- **Brief**
List all lines in the material below that contain "selected".

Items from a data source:

^^^^^^^^^^^^^^^^

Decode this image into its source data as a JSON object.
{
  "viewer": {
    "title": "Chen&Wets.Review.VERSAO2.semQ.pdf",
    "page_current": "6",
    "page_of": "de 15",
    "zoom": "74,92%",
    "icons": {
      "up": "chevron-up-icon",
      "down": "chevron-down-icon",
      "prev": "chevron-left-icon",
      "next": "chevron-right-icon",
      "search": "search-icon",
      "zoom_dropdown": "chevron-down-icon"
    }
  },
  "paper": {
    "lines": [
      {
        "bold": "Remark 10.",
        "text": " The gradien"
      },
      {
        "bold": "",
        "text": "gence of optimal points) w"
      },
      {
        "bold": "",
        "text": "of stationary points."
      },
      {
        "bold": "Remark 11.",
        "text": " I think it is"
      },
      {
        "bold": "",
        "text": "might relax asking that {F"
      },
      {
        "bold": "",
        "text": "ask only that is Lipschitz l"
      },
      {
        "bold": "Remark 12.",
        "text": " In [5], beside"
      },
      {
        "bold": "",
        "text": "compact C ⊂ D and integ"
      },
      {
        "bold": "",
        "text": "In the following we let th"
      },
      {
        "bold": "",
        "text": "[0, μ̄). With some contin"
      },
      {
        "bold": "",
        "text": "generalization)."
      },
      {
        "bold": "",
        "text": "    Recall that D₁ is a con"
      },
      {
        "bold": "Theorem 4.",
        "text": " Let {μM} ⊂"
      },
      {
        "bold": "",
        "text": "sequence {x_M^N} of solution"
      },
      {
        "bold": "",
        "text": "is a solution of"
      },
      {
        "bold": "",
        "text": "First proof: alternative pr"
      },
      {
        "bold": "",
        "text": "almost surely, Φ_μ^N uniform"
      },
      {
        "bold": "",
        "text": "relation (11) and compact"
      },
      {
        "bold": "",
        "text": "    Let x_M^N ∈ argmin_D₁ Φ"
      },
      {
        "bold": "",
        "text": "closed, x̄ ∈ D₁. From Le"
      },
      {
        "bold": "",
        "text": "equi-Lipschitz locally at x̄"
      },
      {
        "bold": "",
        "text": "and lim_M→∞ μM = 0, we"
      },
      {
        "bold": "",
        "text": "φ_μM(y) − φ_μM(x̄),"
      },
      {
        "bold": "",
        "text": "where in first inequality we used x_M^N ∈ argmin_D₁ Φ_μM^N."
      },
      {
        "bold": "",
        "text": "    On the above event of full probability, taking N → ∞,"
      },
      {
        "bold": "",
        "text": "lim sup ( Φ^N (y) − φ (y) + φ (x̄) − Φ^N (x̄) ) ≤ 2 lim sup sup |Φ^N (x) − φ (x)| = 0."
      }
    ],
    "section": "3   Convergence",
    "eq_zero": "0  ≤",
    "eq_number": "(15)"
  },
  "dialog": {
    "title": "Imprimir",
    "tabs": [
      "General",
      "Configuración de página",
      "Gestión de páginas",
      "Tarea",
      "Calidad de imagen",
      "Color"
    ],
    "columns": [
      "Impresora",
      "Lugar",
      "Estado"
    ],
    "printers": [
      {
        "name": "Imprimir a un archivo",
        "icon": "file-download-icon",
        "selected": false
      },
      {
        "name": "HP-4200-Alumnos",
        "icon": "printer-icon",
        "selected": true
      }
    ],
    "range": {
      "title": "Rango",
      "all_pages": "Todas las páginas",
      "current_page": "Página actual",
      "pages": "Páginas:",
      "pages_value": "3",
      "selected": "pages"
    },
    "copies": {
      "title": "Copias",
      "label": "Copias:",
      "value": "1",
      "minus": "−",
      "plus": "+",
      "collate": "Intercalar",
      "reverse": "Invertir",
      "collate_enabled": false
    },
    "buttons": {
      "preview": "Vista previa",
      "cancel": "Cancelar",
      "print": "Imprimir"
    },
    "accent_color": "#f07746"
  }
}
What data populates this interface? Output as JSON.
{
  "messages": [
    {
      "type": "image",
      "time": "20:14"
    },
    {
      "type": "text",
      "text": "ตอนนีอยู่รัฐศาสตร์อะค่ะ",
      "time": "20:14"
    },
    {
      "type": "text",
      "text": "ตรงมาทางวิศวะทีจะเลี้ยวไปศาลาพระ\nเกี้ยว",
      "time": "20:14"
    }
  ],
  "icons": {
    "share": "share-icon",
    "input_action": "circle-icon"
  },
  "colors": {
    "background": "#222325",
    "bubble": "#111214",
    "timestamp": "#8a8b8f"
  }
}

^^^^^^^^^^^^^^^^

- **Answer in full**
        "selected": false
        "selected": true
      "selected": "pages"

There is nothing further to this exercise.